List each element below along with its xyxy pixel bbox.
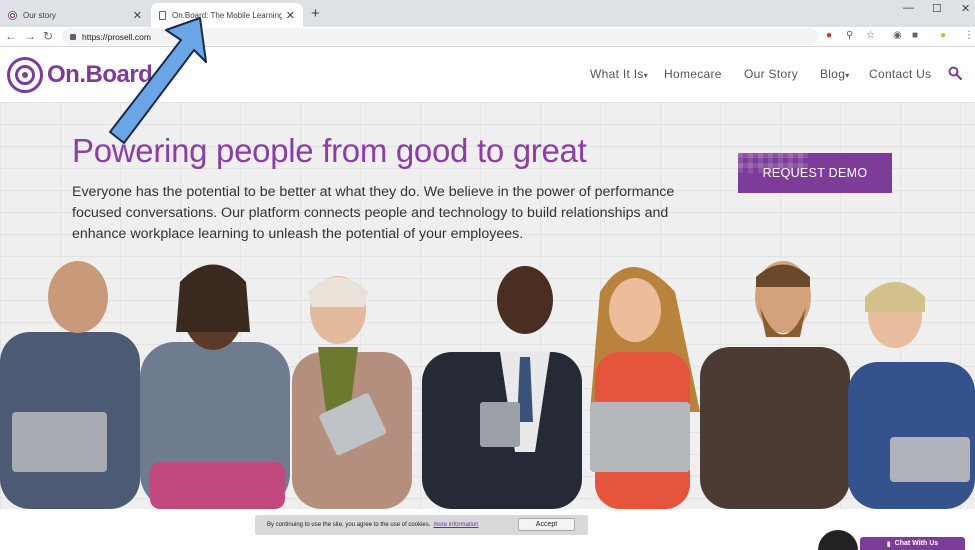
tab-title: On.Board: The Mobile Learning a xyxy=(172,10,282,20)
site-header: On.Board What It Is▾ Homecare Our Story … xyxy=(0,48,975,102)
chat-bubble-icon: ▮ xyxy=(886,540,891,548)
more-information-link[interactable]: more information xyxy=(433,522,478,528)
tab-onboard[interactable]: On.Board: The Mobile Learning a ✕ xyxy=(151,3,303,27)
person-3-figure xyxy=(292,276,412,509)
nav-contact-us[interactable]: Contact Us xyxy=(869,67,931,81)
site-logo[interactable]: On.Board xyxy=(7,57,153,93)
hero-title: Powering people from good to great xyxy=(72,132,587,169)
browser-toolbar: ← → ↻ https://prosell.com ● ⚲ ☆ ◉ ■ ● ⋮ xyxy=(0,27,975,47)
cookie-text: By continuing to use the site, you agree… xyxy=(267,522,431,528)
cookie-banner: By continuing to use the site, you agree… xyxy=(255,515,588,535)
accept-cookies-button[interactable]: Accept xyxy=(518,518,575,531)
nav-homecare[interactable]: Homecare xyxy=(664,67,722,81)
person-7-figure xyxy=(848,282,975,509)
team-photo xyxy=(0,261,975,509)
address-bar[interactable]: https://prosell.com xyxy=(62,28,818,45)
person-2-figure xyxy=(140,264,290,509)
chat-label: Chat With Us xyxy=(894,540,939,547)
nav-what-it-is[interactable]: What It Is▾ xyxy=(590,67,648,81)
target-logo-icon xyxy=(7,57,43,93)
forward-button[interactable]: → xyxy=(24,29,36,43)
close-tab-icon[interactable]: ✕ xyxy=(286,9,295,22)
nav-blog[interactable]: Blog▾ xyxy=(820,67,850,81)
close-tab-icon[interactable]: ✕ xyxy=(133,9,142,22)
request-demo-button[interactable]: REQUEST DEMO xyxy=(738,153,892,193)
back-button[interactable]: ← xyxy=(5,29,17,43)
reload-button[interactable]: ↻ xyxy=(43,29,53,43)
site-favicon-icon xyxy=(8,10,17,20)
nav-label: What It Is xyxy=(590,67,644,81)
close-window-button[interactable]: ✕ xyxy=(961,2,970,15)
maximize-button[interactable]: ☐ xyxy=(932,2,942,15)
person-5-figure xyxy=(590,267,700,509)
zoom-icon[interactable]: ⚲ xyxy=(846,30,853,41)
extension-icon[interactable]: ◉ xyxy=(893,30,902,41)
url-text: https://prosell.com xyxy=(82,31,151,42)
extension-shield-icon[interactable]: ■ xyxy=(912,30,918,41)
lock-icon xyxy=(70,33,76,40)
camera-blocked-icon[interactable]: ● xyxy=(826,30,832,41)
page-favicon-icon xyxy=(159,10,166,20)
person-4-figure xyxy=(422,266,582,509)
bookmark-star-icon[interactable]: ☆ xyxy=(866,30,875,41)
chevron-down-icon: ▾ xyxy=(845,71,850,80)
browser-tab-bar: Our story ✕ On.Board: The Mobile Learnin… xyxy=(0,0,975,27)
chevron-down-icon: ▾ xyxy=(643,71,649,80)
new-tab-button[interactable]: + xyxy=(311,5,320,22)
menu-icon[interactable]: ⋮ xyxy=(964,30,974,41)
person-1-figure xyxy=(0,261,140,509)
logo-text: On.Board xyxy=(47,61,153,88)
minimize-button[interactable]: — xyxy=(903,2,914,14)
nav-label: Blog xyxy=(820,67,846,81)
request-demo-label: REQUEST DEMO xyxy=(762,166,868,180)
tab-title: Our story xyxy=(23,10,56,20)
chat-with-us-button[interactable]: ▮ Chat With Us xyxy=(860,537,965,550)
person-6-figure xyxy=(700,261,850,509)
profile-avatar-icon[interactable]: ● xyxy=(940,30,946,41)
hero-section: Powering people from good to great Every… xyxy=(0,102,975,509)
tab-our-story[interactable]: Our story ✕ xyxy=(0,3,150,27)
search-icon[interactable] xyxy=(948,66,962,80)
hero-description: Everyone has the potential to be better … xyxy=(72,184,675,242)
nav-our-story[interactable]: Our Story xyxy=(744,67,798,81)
====
→ **SET PROBLEM**
Please output every line of the entries above as a numbered list, without blank lines and without any pictures.

→ **FINAL RESULT**
1. List each element below along with its xyxy pixel bbox.
2. tab-title: On.Board: The Mobile Learning a xyxy=(172,10,282,20)
3. site-header: On.Board What It Is▾ Homecare Our Story … xyxy=(0,48,975,102)
4. chat-bubble-icon: ▮ xyxy=(886,540,891,548)
5. more-information-link[interactable]: more information xyxy=(433,522,478,528)
6. tab-onboard[interactable]: On.Board: The Mobile Learning a ✕ xyxy=(151,3,303,27)
7. person-3-figure xyxy=(292,276,412,509)
8. nav-contact-us[interactable]: Contact Us xyxy=(869,67,931,81)
9. site-logo[interactable]: On.Board xyxy=(7,57,153,93)
10. hero-title: Powering people from good to great xyxy=(72,132,587,169)
11. browser-toolbar: ← → ↻ https://prosell.com ● ⚲ ☆ ◉ ■ ● ⋮ xyxy=(0,27,975,47)
12. cookie-text: By continuing to use the site, you agree… xyxy=(267,522,431,528)
13. cookie-banner: By continuing to use the site, you agree… xyxy=(255,515,588,535)
14. accept-cookies-button[interactable]: Accept xyxy=(518,518,575,531)
15. nav-homecare[interactable]: Homecare xyxy=(664,67,722,81)
16. person-7-figure xyxy=(848,282,975,509)
17. team-photo xyxy=(0,261,975,509)
18. address-bar[interactable]: https://prosell.com xyxy=(62,28,818,45)
19. person-2-figure xyxy=(140,264,290,509)
20. chat-label: Chat With Us xyxy=(894,540,939,547)
21. nav-what-it-is[interactable]: What It Is▾ xyxy=(590,67,648,81)
22. target-logo-icon xyxy=(7,57,43,93)
23. forward-button[interactable]: → xyxy=(24,29,36,43)
24. close-tab-icon[interactable]: ✕ xyxy=(286,9,295,22)
25. nav-blog[interactable]: Blog▾ xyxy=(820,67,850,81)
26. close-tab-icon[interactable]: ✕ xyxy=(133,9,142,22)
27. request-demo-button[interactable]: REQUEST DEMO xyxy=(738,153,892,193)
28. back-button[interactable]: ← xyxy=(5,29,17,43)
29. reload-button[interactable]: ↻ xyxy=(43,29,53,43)
30. site-favicon-icon xyxy=(8,10,17,20)
31. nav-label: What It Is xyxy=(590,67,644,81)
32. close-window-button[interactable]: ✕ xyxy=(961,2,970,15)
33. maximize-button[interactable]: ☐ xyxy=(932,2,942,15)
34. person-5-figure xyxy=(590,267,700,509)
35. zoom-icon[interactable]: ⚲ xyxy=(846,30,853,41)
36. extension-icon[interactable]: ◉ xyxy=(893,30,902,41)
37. url-text: https://prosell.com xyxy=(82,31,151,42)
38. extension-shield-icon[interactable]: ■ xyxy=(912,30,918,41)
39. lock-icon xyxy=(70,33,76,40)
40. camera-blocked-icon[interactable]: ● xyxy=(826,30,832,41)
41. page-favicon-icon xyxy=(159,10,166,20)
42. person-4-figure xyxy=(422,266,582,509)
43. bookmark-star-icon[interactable]: ☆ xyxy=(866,30,875,41)
44. chevron-down-icon: ▾ xyxy=(845,71,850,80)
45. browser-tab-bar: Our story ✕ On.Board: The Mobile Learnin… xyxy=(0,0,975,27)
46. chevron-down-icon: ▾ xyxy=(643,71,649,80)
47. new-tab-button[interactable]: + xyxy=(311,5,320,22)
48. menu-icon[interactable]: ⋮ xyxy=(964,30,974,41)
49. person-1-figure xyxy=(0,261,140,509)
50. logo-text: On.Board xyxy=(47,61,153,88)
51. minimize-button[interactable]: — xyxy=(903,2,914,14)
52. nav-label: Blog xyxy=(820,67,846,81)
53. request-demo-label: REQUEST DEMO xyxy=(762,166,868,180)
54. tab-title: Our story xyxy=(23,10,56,20)
55. chat-with-us-button[interactable]: ▮ Chat With Us xyxy=(860,537,965,550)
56. person-6-figure xyxy=(700,261,850,509)
57. profile-avatar-icon[interactable]: ● xyxy=(940,30,946,41)
58. hero-section: Powering people from good to great Every… xyxy=(0,102,975,509)
59. tab-our-story[interactable]: Our story ✕ xyxy=(0,3,150,27)
60. search-icon[interactable] xyxy=(948,66,962,80)
61. hero-description: Everyone has the potential to be better … xyxy=(72,184,675,242)
62. nav-our-story[interactable]: Our Story xyxy=(744,67,798,81)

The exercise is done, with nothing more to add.